## WHAT IS ASKED
Each record below should be repeated precisely as written.

## EXTRACTED MATERIAL
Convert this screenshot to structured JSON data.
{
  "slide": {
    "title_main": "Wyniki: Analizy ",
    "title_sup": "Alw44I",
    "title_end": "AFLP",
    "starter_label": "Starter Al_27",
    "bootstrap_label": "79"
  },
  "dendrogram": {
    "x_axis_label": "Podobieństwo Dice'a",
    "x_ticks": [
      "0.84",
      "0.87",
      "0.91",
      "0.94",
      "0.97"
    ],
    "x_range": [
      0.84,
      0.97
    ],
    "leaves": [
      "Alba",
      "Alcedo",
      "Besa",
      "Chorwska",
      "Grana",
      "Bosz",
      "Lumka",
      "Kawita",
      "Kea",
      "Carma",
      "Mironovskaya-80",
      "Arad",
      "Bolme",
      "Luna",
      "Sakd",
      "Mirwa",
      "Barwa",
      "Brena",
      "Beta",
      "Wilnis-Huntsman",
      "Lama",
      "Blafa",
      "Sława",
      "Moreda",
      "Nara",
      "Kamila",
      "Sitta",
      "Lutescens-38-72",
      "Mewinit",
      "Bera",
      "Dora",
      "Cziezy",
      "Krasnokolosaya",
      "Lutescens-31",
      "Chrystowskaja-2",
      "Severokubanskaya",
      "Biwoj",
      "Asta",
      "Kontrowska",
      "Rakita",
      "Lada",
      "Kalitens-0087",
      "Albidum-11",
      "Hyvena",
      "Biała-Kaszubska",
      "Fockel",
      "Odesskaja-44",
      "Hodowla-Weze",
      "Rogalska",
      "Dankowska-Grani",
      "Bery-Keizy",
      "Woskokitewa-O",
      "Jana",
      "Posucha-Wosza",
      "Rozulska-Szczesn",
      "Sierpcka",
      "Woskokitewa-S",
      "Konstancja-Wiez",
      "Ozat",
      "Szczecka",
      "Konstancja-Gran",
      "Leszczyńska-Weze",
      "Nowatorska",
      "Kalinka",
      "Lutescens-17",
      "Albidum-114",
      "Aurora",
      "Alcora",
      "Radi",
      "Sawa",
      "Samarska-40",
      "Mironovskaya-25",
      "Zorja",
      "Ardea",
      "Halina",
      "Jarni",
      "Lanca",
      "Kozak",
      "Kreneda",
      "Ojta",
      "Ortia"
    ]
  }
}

## FINISHED TASK
Convert this screenshot to structured JSON data.
{
  "slide": {
    "title_main": "Wyniki: Analizy ",
    "title_sup": "Alw44I",
    "title_end": "AFLP",
    "starter_label": "Starter Al_27",
    "bootstrap_label": "79"
  },
  "dendrogram": {
    "x_axis_label": "Podobieństwo Dice'a",
    "x_ticks": [
      "0.84",
      "0.87",
      "0.91",
      "0.94",
      "0.97"
    ],
    "x_range": [
      0.84,
      0.97
    ],
    "leaves": [
      "Alba",
      "Alcedo",
      "Besa",
      "Chorwska",
      "Grana",
      "Bosz",
      "Lumka",
      "Kawita",
      "Kea",
      "Carma",
      "Mironovskaya-80",
      "Arad",
      "Bolme",
      "Luna",
      "Sakd",
      "Mirwa",
      "Barwa",
      "Brena",
      "Beta",
      "Wilnis-Huntsman",
      "Lama",
      "Blafa",
      "Sława",
      "Moreda",
      "Nara",
      "Kamila",
      "Sitta",
      "Lutescens-38-72",
      "Mewinit",
      "Bera",
      "Dora",
      "Cziezy",
      "Krasnokolosaya",
      "Lutescens-31",
      "Chrystowskaja-2",
      "Severokubanskaya",
      "Biwoj",
      "Asta",
      "Kontrowska",
      "Rakita",
      "Lada",
      "Kalitens-0087",
      "Albidum-11",
      "Hyvena",
      "Biała-Kaszubska",
      "Fockel",
      "Odesskaja-44",
      "Hodowla-Weze",
      "Rogalska",
      "Dankowska-Grani",
      "Bery-Keizy",
      "Woskokitewa-O",
      "Jana",
      "Posucha-Wosza",
      "Rozulska-Szczesn",
      "Sierpcka",
      "Woskokitewa-S",
      "Konstancja-Wiez",
      "Ozat",
      "Szczecka",
      "Konstancja-Gran",
      "Leszczyńska-Weze",
      "Nowatorska",
      "Kalinka",
      "Lutescens-17",
      "Albidum-114",
      "Aurora",
      "Alcora",
      "Radi",
      "Sawa",
      "Samarska-40",
      "Mironovskaya-25",
      "Zorja",
      "Ardea",
      "Halina",
      "Jarni",
      "Lanca",
      "Kozak",
      "Kreneda",
      "Ojta",
      "Ortia"
    ]
  }
}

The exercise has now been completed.